**CHALLENGE**
Find the lines with the string "Motion" and return them.

- - - - -

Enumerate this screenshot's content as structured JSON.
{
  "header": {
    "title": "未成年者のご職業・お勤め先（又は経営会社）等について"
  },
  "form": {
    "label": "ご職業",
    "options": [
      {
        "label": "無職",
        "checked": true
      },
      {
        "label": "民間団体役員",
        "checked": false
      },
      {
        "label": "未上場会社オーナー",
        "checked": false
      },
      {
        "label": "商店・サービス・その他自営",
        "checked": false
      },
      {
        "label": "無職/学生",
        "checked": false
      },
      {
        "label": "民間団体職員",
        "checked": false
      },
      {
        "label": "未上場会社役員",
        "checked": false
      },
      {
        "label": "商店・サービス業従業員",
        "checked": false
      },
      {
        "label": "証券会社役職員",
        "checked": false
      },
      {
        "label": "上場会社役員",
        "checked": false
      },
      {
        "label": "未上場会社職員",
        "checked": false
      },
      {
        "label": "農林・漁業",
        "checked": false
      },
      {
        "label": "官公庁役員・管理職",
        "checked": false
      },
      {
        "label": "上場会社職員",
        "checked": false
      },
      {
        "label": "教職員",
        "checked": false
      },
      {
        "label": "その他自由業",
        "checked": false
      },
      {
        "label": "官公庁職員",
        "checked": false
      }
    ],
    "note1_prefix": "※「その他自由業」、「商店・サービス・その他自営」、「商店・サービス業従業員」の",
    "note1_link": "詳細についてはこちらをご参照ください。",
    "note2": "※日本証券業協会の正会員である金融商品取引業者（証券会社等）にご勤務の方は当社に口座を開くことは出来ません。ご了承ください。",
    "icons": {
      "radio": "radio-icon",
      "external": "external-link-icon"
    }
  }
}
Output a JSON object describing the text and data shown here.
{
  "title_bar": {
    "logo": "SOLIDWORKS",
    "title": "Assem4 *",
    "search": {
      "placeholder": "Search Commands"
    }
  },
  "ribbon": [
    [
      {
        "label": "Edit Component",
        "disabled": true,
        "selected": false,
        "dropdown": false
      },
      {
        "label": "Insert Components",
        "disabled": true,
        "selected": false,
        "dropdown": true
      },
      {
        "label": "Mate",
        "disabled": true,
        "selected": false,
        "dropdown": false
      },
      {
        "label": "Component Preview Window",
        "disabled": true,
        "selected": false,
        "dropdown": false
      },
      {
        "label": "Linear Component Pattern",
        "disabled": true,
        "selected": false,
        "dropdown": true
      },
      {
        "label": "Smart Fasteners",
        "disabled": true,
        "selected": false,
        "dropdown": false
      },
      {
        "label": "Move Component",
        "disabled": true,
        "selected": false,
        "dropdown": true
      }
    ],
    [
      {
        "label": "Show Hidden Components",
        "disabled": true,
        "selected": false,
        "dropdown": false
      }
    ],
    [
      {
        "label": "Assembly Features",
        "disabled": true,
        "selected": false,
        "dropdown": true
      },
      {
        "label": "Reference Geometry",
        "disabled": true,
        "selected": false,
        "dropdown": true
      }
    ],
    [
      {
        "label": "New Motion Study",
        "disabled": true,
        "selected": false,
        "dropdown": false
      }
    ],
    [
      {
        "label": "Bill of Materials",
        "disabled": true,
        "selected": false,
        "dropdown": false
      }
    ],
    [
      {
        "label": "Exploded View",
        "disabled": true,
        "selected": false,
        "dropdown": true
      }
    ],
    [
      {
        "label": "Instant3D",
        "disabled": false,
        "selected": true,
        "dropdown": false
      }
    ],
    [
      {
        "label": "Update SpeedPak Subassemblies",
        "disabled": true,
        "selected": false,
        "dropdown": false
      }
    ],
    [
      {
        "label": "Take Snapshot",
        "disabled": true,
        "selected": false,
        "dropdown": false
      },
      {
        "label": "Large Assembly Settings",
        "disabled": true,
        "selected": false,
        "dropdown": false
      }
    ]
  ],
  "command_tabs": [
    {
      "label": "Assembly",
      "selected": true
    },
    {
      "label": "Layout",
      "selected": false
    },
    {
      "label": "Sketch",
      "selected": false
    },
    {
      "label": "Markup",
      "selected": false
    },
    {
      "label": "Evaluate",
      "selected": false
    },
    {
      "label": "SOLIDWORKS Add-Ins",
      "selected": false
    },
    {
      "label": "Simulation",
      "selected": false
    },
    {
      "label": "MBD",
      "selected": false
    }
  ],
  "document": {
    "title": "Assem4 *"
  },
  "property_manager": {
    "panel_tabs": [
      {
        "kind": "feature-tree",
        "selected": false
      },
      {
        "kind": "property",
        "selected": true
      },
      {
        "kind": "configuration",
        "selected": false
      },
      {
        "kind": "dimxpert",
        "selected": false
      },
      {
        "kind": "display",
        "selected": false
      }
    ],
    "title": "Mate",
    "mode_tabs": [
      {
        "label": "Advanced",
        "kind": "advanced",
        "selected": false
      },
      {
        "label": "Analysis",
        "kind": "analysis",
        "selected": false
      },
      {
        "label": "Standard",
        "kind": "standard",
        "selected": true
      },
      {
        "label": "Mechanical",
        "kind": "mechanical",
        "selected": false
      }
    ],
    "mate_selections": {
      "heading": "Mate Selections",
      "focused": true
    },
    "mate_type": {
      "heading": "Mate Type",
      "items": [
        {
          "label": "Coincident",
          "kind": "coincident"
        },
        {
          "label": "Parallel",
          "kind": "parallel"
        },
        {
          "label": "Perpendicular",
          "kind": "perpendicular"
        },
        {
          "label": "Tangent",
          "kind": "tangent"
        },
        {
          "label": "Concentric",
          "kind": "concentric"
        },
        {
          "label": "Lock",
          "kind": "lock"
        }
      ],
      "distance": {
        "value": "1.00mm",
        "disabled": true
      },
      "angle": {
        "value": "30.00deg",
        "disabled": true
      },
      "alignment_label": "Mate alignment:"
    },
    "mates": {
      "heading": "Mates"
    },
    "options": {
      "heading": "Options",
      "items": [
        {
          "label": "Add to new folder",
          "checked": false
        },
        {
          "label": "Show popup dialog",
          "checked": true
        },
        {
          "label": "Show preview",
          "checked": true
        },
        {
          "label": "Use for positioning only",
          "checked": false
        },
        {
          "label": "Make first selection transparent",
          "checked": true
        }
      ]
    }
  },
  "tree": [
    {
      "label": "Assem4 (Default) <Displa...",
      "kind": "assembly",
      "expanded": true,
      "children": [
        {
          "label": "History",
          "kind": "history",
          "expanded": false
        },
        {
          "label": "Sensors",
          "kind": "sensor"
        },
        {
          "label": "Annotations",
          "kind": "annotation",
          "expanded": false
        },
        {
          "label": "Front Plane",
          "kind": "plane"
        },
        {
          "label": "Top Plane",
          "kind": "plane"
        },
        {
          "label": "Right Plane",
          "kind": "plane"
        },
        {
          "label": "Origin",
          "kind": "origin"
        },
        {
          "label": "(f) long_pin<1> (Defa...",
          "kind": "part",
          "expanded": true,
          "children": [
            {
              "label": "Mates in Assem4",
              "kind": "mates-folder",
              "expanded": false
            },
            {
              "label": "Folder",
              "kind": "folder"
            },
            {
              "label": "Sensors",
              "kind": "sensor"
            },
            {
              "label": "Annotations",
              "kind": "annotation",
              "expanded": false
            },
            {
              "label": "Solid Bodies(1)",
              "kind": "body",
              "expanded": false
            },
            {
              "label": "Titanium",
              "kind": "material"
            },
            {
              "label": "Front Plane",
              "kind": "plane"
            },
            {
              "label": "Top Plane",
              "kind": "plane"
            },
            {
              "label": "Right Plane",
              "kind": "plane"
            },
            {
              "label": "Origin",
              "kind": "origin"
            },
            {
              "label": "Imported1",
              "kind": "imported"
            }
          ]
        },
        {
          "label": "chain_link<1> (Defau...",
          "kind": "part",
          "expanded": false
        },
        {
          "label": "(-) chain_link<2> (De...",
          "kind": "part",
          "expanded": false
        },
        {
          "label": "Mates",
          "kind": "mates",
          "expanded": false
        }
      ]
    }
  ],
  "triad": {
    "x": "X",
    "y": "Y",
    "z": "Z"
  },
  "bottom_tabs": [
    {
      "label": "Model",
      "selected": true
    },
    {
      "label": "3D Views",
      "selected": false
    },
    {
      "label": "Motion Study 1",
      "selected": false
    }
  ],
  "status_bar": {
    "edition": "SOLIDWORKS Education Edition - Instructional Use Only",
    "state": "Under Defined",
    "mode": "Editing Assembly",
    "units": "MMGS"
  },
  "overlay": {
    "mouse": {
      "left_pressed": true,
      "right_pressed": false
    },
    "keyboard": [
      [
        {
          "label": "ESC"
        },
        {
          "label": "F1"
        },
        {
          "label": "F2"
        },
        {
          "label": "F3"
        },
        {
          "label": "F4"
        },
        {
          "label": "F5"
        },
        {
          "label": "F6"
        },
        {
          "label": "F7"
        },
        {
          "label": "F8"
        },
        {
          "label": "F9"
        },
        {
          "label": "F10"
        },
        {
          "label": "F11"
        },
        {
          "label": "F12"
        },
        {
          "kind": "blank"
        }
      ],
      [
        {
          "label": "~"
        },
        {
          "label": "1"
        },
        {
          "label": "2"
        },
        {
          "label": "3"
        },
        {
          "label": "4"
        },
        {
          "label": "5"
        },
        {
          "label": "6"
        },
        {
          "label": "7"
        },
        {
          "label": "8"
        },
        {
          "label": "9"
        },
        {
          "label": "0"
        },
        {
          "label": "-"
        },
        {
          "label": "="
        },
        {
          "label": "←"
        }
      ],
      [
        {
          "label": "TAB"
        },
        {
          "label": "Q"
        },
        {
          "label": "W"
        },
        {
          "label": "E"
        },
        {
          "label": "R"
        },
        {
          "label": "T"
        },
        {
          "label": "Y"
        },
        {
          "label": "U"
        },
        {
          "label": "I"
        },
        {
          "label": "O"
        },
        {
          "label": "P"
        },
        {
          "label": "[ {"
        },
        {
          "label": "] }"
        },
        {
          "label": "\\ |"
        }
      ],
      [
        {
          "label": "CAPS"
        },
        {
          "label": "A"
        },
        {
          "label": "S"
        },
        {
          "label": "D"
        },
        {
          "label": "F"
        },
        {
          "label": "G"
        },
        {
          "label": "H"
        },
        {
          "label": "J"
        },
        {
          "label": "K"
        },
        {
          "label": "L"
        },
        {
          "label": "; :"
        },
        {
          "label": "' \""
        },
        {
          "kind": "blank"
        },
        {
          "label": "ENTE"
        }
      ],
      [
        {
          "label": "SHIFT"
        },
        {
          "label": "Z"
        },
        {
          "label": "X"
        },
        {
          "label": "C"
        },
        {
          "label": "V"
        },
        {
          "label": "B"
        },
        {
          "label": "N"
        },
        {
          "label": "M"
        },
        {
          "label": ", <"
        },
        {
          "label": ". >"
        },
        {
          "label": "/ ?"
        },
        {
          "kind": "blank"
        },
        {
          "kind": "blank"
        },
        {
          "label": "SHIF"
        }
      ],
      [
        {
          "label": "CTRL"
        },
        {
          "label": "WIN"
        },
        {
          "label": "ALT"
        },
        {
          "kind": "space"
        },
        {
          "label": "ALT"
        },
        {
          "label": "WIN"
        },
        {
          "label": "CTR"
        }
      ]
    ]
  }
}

- - - - -

**WRITTEN RESPONSE**
        "label": "New Motion Study",
      "label": "Motion Study 1",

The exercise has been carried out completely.